Exercise: Using the data below, copy every line that contains the word "tvrtke".
═══ Data listing
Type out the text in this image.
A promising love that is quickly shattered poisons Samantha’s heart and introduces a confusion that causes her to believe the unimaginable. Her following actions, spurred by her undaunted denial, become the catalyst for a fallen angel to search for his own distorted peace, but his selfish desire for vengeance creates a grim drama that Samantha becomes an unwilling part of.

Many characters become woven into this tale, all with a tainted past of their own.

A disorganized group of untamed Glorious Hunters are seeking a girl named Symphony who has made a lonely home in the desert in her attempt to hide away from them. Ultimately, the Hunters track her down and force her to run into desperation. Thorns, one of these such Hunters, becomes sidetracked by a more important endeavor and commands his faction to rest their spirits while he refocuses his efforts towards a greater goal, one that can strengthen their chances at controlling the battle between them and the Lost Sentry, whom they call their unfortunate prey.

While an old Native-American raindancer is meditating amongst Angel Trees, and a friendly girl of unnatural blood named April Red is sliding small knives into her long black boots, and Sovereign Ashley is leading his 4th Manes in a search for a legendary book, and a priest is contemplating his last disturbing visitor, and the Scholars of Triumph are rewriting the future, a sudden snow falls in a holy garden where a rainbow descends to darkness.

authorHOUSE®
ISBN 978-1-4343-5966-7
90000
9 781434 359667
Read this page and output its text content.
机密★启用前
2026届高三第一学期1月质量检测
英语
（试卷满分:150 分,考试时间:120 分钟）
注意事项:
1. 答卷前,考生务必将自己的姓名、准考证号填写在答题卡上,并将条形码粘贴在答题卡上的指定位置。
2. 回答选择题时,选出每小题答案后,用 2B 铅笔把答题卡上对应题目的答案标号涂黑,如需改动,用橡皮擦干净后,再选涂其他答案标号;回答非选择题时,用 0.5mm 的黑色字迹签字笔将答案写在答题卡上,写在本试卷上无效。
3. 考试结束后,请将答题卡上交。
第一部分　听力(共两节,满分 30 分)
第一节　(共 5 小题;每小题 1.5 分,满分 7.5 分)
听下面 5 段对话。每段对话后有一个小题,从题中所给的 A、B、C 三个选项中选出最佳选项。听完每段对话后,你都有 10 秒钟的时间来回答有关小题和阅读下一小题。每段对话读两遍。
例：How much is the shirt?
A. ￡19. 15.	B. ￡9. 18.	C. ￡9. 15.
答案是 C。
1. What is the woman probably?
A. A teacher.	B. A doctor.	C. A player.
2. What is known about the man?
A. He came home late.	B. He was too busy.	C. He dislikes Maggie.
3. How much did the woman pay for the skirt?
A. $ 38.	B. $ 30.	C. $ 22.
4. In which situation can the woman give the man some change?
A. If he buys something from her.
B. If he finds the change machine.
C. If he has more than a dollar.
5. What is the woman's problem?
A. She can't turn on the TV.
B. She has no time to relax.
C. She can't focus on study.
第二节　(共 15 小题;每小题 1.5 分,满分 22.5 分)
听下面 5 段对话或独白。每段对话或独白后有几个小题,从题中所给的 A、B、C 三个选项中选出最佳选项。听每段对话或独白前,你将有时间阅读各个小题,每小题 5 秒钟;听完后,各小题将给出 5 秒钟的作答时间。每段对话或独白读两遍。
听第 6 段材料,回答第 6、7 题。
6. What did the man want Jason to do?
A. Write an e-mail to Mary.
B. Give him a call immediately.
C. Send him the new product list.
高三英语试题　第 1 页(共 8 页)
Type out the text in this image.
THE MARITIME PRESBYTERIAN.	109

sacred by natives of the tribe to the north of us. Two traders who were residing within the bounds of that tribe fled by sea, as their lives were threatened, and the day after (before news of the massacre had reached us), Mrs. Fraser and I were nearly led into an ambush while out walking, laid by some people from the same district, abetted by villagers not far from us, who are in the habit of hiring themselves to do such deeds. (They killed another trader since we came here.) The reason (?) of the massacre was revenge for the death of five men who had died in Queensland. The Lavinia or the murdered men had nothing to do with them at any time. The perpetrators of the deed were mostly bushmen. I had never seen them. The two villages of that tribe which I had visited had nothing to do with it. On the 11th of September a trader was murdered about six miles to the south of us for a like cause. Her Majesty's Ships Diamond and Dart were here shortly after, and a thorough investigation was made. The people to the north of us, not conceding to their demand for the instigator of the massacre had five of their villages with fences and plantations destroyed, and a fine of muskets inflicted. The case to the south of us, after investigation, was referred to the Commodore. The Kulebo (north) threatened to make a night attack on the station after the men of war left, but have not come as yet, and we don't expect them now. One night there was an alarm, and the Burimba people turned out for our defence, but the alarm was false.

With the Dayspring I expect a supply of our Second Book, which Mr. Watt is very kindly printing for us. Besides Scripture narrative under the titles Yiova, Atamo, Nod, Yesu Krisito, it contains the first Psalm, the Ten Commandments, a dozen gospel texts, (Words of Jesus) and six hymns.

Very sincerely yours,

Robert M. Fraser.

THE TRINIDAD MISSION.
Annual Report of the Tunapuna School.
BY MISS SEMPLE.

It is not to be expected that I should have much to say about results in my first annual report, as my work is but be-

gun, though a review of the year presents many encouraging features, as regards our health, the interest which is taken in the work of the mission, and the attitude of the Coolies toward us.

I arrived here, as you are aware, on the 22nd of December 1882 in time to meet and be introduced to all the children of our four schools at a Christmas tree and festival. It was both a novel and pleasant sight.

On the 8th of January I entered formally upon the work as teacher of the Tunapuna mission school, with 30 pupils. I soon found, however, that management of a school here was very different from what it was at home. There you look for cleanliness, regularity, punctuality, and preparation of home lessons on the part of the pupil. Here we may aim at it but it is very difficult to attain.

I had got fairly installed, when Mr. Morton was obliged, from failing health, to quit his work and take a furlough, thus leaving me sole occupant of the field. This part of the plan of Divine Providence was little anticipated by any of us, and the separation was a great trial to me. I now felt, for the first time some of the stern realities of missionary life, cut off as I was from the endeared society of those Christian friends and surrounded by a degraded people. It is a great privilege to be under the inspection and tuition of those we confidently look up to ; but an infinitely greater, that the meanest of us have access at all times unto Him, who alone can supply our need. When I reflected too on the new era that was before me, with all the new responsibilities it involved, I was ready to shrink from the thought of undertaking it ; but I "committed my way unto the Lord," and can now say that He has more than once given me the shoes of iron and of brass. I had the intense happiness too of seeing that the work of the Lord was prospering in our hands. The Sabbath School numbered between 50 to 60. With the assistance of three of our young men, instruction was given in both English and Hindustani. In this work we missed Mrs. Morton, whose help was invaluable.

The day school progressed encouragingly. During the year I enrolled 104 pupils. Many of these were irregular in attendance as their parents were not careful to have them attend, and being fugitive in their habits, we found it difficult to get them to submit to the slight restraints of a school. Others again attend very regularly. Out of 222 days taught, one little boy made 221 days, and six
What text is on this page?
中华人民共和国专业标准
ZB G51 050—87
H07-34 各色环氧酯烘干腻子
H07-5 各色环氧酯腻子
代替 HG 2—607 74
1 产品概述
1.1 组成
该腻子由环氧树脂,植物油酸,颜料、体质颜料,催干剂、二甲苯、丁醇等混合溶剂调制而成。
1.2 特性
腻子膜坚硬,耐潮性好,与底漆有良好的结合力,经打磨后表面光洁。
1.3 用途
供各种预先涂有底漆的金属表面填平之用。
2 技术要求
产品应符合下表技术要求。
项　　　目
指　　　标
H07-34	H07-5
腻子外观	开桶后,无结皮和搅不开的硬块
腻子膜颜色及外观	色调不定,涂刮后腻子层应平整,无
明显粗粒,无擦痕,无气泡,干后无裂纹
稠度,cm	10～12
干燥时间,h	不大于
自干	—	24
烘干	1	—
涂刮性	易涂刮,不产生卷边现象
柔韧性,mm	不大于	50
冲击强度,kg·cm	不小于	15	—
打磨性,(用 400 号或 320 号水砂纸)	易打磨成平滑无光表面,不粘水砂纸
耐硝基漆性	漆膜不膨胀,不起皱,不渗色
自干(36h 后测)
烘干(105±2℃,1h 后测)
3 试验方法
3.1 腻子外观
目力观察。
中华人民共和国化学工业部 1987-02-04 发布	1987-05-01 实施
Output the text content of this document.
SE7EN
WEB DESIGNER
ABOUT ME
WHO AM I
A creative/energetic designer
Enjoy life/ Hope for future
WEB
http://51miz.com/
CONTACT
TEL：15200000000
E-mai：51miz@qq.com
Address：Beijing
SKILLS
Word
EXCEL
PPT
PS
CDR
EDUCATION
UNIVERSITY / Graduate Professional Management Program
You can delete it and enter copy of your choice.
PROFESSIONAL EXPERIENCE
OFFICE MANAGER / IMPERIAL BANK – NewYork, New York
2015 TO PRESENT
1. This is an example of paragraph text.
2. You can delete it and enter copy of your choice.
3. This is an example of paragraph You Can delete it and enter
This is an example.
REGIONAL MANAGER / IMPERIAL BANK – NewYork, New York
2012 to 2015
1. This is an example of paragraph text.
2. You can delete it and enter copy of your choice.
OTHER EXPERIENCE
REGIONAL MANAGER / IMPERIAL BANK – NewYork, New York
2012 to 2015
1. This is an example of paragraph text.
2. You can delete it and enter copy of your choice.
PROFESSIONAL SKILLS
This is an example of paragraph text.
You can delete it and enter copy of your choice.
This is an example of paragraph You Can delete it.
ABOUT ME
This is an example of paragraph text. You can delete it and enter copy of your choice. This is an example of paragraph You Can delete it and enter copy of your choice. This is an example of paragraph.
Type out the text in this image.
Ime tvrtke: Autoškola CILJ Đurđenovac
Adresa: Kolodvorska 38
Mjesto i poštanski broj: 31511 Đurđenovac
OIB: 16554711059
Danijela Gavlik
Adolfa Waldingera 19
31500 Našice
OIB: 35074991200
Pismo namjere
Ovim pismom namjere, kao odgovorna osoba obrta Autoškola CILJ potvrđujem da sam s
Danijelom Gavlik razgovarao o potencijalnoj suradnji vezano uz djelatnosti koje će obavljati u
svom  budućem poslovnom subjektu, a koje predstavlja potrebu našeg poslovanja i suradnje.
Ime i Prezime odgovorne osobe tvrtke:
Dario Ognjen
══════
Response to this exercise:
Ime tvrtke: Autoškola CILJ Đurđenovac
Ime i Prezime odgovorne osobe tvrtke:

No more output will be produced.